§ **Given instruction**
Restate the whole listing word for word. Pictures are left out.

§ **Task data**
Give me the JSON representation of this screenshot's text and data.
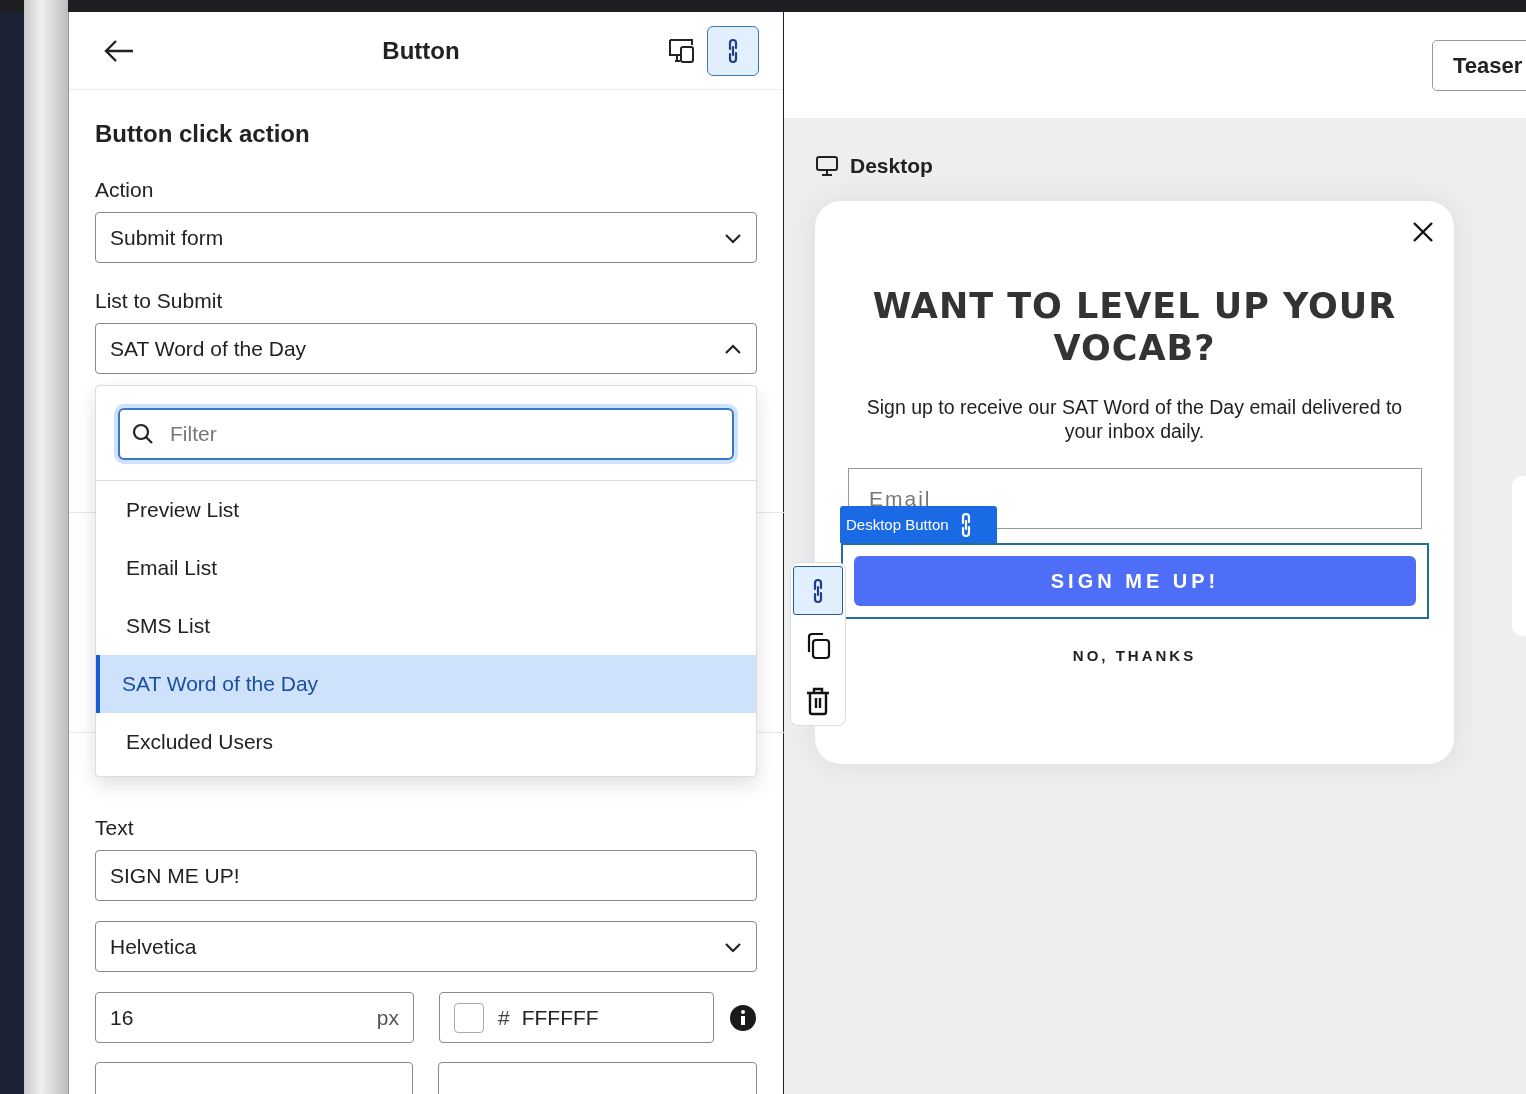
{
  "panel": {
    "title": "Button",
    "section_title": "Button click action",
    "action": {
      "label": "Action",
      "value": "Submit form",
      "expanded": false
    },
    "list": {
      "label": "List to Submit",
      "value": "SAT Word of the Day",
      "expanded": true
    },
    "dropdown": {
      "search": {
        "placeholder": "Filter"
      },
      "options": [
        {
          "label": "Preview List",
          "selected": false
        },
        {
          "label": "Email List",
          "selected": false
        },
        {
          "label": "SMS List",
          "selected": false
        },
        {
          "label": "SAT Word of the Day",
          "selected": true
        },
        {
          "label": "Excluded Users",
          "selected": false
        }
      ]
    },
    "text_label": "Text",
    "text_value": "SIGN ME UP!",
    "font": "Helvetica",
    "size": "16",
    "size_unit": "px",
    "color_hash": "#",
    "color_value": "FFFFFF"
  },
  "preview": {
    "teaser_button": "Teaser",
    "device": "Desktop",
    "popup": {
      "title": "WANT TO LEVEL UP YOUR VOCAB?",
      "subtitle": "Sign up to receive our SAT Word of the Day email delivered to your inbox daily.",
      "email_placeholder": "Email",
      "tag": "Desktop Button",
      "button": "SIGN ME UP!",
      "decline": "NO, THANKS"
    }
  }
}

§ **Output of the exercise**
Give me the JSON representation of this screenshot's text and data.
{
  "panel": {
    "title": "Button",
    "section_title": "Button click action",
    "action": {
      "label": "Action",
      "value": "Submit form",
      "expanded": false
    },
    "list": {
      "label": "List to Submit",
      "value": "SAT Word of the Day",
      "expanded": true
    },
    "dropdown": {
      "search": {
        "placeholder": "Filter"
      },
      "options": [
        {
          "label": "Preview List",
          "selected": false
        },
        {
          "label": "Email List",
          "selected": false
        },
        {
          "label": "SMS List",
          "selected": false
        },
        {
          "label": "SAT Word of the Day",
          "selected": true
        },
        {
          "label": "Excluded Users",
          "selected": false
        }
      ]
    },
    "text_label": "Text",
    "text_value": "SIGN ME UP!",
    "font": "Helvetica",
    "size": "16",
    "size_unit": "px",
    "color_hash": "#",
    "color_value": "FFFFFF"
  },
  "preview": {
    "teaser_button": "Teaser",
    "device": "Desktop",
    "popup": {
      "title": "WANT TO LEVEL UP YOUR VOCAB?",
      "subtitle": "Sign up to receive our SAT Word of the Day email delivered to your inbox daily.",
      "email_placeholder": "Email",
      "tag": "Desktop Button",
      "button": "SIGN ME UP!",
      "decline": "NO, THANKS"
    }
  }
}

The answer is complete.